>>>
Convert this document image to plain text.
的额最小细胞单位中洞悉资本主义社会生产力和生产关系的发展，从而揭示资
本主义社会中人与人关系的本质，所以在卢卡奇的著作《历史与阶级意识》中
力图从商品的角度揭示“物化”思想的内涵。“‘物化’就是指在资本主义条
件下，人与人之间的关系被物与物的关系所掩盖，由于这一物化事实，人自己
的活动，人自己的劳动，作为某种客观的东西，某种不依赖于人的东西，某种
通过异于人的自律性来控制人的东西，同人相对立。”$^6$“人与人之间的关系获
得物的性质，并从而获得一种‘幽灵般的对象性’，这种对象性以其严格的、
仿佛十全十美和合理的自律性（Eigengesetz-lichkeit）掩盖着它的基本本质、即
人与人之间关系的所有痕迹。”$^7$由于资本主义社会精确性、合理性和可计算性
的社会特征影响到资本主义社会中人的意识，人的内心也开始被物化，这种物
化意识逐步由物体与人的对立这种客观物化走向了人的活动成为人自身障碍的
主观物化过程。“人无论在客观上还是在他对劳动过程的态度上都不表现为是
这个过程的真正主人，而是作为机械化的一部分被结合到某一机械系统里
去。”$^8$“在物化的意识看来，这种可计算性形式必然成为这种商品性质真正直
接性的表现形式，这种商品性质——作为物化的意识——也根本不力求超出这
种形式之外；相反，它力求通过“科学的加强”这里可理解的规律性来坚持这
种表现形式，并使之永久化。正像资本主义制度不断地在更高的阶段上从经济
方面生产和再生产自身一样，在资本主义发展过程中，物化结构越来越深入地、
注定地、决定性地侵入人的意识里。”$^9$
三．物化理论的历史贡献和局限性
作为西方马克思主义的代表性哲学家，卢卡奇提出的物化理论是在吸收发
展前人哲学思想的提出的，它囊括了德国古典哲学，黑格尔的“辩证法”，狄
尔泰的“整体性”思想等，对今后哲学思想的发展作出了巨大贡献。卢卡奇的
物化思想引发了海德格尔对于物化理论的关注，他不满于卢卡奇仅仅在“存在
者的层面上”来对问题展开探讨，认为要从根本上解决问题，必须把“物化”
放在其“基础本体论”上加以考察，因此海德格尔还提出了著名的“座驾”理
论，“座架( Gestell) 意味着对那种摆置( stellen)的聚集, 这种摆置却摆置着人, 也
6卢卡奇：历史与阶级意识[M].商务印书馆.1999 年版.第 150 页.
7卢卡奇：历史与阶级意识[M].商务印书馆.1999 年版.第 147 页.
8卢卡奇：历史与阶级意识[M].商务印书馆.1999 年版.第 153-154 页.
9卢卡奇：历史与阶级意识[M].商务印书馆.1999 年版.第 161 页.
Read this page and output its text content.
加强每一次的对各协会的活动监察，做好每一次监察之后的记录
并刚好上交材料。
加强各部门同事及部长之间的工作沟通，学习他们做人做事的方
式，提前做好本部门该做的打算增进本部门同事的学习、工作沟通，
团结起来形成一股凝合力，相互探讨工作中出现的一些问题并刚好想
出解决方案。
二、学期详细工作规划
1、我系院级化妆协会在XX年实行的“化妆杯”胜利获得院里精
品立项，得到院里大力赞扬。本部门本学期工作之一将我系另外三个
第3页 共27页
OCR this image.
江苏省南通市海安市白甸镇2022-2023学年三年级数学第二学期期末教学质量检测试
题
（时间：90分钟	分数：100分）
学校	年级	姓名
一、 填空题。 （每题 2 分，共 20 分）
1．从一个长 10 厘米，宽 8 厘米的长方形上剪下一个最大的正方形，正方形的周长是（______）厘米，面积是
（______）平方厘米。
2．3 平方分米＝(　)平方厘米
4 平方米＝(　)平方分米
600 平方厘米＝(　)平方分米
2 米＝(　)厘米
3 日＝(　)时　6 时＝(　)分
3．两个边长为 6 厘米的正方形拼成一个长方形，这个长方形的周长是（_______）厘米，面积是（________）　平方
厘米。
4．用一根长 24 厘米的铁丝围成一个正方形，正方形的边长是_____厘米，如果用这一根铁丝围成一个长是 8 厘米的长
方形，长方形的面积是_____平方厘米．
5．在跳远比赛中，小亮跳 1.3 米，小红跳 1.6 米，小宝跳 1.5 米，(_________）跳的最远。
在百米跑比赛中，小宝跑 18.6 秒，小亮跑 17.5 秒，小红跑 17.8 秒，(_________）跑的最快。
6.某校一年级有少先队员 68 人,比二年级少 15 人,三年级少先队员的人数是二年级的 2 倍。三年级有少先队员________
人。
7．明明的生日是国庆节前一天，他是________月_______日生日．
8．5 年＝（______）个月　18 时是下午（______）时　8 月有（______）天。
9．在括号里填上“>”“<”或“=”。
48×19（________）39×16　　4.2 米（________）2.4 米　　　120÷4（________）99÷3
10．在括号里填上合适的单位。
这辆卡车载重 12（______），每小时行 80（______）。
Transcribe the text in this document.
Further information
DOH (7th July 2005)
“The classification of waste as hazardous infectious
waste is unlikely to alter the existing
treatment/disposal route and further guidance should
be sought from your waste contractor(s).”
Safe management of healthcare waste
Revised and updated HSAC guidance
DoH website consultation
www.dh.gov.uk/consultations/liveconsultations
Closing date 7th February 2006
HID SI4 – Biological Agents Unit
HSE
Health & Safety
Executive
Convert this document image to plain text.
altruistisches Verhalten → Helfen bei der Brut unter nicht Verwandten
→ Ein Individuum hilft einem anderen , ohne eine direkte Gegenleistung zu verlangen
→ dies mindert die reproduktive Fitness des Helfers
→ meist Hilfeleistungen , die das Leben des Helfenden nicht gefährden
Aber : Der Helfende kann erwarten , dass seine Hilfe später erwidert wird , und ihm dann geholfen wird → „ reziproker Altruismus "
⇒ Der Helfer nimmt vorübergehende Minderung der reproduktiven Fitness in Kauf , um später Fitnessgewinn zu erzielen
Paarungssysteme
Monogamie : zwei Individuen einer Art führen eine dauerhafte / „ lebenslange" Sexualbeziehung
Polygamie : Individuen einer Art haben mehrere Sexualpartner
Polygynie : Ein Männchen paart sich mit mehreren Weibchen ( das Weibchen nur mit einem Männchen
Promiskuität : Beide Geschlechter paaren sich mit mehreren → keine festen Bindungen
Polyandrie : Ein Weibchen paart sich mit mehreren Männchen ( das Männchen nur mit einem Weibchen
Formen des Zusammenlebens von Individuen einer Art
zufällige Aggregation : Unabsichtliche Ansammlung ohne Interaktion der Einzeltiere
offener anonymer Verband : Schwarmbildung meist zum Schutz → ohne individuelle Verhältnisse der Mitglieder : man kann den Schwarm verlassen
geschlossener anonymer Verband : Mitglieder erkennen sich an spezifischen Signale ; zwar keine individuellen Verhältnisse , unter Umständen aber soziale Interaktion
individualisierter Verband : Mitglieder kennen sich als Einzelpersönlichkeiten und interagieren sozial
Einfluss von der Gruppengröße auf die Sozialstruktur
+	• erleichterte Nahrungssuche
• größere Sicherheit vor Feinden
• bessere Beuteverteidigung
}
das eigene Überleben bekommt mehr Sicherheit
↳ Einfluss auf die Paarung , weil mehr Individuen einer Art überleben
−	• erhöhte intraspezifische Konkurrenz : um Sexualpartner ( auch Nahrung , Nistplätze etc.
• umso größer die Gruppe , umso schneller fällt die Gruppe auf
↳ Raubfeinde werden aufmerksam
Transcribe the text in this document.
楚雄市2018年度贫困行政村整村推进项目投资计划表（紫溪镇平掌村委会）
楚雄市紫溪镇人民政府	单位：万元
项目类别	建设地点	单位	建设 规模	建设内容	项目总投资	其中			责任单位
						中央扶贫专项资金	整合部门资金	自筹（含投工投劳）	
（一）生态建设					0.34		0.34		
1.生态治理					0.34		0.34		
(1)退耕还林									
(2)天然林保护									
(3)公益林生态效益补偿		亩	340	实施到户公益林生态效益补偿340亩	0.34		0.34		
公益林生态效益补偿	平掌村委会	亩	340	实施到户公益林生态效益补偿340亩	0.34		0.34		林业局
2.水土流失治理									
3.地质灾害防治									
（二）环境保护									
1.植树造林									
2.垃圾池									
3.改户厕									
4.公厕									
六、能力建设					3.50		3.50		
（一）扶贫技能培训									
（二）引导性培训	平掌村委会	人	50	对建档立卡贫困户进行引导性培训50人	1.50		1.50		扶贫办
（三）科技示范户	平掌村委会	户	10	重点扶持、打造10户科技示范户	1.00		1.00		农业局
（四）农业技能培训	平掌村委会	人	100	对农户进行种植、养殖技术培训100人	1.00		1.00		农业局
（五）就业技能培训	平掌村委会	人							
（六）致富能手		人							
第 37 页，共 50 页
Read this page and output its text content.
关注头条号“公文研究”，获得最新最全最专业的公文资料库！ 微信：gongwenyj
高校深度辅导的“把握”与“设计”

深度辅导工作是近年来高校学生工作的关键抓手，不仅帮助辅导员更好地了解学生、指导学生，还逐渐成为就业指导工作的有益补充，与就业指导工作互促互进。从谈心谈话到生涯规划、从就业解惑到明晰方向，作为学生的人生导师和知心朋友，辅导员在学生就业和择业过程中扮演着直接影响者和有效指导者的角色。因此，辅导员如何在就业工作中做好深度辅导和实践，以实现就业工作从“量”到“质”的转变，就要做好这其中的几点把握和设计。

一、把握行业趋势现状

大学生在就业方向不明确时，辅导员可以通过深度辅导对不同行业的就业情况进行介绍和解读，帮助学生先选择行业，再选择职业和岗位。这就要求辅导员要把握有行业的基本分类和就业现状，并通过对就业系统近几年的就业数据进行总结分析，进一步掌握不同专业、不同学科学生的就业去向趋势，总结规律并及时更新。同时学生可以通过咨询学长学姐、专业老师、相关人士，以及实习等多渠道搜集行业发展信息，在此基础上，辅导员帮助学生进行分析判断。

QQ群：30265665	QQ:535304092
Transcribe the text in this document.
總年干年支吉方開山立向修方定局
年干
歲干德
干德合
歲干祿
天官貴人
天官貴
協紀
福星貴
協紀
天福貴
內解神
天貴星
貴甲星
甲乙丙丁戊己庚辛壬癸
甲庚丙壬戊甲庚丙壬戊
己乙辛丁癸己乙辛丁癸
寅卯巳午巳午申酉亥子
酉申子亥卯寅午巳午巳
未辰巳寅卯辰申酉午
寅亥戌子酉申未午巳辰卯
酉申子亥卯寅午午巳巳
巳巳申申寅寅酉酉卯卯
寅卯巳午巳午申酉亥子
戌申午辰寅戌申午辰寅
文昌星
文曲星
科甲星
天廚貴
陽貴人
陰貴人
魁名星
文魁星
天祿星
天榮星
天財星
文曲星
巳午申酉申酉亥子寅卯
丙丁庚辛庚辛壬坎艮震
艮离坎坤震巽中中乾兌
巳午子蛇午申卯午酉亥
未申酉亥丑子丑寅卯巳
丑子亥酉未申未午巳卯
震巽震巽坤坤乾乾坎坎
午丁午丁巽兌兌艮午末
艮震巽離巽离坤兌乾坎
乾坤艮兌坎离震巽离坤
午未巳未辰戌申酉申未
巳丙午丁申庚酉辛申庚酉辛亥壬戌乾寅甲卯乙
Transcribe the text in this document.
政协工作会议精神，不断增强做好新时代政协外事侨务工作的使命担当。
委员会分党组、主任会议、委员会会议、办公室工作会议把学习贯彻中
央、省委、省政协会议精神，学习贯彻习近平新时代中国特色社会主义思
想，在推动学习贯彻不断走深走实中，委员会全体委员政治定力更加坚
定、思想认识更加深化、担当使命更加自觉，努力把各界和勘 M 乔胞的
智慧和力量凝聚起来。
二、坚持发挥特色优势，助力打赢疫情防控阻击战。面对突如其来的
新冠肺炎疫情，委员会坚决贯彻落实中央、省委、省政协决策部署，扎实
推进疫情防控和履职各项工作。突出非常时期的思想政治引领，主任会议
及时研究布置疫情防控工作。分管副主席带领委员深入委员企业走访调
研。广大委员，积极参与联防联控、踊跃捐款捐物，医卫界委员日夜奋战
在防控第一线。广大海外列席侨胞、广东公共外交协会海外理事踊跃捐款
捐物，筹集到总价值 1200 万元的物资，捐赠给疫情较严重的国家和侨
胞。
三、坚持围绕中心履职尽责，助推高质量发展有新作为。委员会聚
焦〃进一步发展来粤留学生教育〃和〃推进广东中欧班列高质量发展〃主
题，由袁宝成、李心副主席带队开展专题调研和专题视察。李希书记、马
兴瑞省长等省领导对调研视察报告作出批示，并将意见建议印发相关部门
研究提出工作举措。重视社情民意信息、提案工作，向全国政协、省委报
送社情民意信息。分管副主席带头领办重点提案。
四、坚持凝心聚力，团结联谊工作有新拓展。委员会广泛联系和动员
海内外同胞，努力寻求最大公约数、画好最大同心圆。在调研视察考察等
<<<
EXERCISE:
Pull out every line of the records above that contains the word "Mitglieder".

REPLY:
offener anonymer Verband : Schwarmbildung meist zum Schutz → ohne individuelle Verhältnisse der Mitglieder : man kann den Schwarm verlassen
geschlossener anonymer Verband : Mitglieder erkennen sich an spezifischen Signale ; zwar keine individuellen Verhältnisse , unter Umständen aber soziale Interaktion
individualisierter Verband : Mitglieder kennen sich als Einzelpersönlichkeiten und interagieren sozial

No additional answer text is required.